From the entries below, count the lines with "each". Write only the count.

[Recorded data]
================================

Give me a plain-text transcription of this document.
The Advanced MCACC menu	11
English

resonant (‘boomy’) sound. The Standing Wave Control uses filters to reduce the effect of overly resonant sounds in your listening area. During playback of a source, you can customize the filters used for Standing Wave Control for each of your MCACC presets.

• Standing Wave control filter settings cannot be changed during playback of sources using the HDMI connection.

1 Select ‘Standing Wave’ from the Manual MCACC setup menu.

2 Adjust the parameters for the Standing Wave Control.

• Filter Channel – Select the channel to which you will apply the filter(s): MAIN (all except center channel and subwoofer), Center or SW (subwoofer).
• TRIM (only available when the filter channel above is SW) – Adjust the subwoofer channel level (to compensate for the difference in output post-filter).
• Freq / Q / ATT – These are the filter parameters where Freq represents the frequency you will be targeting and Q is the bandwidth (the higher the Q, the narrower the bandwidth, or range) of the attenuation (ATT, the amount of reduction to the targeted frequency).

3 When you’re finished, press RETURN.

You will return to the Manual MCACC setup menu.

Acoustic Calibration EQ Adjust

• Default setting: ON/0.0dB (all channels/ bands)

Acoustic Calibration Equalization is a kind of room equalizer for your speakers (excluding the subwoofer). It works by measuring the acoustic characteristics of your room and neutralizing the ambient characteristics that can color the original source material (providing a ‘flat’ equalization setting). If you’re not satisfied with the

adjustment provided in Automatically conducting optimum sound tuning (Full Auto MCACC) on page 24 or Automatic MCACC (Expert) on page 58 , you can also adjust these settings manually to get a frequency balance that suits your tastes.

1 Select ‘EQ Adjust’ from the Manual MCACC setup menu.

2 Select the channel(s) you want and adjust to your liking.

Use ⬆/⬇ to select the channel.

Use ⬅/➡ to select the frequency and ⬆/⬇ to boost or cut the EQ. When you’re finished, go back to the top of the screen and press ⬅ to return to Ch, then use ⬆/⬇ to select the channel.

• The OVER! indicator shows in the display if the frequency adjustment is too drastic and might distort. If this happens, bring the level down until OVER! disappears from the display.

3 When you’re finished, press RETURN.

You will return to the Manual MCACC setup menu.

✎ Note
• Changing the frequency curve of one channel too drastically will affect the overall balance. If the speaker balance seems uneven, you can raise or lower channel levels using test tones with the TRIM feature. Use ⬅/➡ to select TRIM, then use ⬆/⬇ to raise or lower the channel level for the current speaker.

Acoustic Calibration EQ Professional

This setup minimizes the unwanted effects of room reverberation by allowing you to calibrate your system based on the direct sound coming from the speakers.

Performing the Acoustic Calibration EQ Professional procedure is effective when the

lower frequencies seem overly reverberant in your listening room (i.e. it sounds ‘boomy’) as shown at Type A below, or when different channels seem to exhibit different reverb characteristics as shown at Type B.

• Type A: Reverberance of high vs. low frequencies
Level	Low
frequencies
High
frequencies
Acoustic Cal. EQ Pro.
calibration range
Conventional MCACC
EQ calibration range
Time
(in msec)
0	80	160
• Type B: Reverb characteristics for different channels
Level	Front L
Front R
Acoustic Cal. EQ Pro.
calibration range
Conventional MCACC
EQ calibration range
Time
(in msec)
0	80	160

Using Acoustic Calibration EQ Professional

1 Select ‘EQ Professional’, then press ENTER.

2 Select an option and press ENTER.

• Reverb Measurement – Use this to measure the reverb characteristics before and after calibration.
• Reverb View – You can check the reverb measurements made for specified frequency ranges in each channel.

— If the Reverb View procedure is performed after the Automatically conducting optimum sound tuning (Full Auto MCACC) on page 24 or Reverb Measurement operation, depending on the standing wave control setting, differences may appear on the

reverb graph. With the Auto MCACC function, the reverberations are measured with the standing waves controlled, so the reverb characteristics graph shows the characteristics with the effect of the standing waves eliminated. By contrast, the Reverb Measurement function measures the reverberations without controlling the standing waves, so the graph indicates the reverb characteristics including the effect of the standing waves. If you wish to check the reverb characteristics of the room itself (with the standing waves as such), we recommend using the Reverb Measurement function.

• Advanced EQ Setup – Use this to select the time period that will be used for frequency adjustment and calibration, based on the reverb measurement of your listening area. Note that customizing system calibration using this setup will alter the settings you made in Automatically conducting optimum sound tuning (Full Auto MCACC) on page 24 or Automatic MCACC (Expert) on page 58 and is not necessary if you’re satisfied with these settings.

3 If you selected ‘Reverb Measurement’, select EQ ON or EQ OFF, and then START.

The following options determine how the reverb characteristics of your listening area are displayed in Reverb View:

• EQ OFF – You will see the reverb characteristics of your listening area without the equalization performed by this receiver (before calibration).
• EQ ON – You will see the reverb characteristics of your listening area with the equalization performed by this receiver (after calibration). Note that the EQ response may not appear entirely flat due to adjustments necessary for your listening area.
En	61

================================

◆ **Reply**
2